→ **WHAT IS NEEDED**
Read the records and write them out again exactly.

→ **RECORDS SHOWN**
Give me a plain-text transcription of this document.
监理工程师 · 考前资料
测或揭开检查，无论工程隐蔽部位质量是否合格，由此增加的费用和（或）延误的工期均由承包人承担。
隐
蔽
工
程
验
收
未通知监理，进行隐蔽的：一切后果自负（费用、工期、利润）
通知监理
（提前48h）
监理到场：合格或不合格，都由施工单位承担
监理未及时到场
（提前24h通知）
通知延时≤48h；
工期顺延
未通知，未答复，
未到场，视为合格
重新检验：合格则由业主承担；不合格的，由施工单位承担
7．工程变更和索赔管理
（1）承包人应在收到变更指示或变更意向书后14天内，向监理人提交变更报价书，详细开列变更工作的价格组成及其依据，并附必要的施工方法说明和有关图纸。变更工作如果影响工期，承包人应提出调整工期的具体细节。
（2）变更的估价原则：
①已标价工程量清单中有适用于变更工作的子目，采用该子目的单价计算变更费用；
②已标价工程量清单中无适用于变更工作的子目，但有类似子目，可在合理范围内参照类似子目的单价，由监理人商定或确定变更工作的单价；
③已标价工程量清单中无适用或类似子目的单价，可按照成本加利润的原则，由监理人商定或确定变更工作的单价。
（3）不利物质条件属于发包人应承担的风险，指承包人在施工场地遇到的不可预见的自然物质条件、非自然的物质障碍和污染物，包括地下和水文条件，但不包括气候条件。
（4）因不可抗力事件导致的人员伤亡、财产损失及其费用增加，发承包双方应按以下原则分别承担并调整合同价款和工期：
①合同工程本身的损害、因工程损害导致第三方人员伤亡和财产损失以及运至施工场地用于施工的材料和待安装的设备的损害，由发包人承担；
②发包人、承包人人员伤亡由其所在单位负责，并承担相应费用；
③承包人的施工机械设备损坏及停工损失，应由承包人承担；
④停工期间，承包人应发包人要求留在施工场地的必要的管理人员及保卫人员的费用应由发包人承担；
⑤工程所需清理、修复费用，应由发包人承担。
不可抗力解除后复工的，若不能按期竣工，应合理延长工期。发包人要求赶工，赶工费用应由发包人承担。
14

→ **FINAL RESULT**
Give me a plain-text transcription of this document.
监理工程师 · 考前资料
测或揭开检查，无论工程隐蔽部位质量是否合格，由此增加的费用和（或）延误的工期均由承包人承担。
隐
蔽
工
程
验
收
未通知监理，进行隐蔽的：一切后果自负（费用、工期、利润）
通知监理
（提前48h）
监理到场：合格或不合格，都由施工单位承担
监理未及时到场
（提前24h通知）
通知延时≤48h；
工期顺延
未通知，未答复，
未到场，视为合格
重新检验：合格则由业主承担；不合格的，由施工单位承担
7．工程变更和索赔管理
（1）承包人应在收到变更指示或变更意向书后14天内，向监理人提交变更报价书，详细开列变更工作的价格组成及其依据，并附必要的施工方法说明和有关图纸。变更工作如果影响工期，承包人应提出调整工期的具体细节。
（2）变更的估价原则：
①已标价工程量清单中有适用于变更工作的子目，采用该子目的单价计算变更费用；
②已标价工程量清单中无适用于变更工作的子目，但有类似子目，可在合理范围内参照类似子目的单价，由监理人商定或确定变更工作的单价；
③已标价工程量清单中无适用或类似子目的单价，可按照成本加利润的原则，由监理人商定或确定变更工作的单价。
（3）不利物质条件属于发包人应承担的风险，指承包人在施工场地遇到的不可预见的自然物质条件、非自然的物质障碍和污染物，包括地下和水文条件，但不包括气候条件。
（4）因不可抗力事件导致的人员伤亡、财产损失及其费用增加，发承包双方应按以下原则分别承担并调整合同价款和工期：
①合同工程本身的损害、因工程损害导致第三方人员伤亡和财产损失以及运至施工场地用于施工的材料和待安装的设备的损害，由发包人承担；
②发包人、承包人人员伤亡由其所在单位负责，并承担相应费用；
③承包人的施工机械设备损坏及停工损失，应由承包人承担；
④停工期间，承包人应发包人要求留在施工场地的必要的管理人员及保卫人员的费用应由发包人承担；
⑤工程所需清理、修复费用，应由发包人承担。
不可抗力解除后复工的，若不能按期竣工，应合理延长工期。发包人要求赶工，赶工费用应由发包人承担。
14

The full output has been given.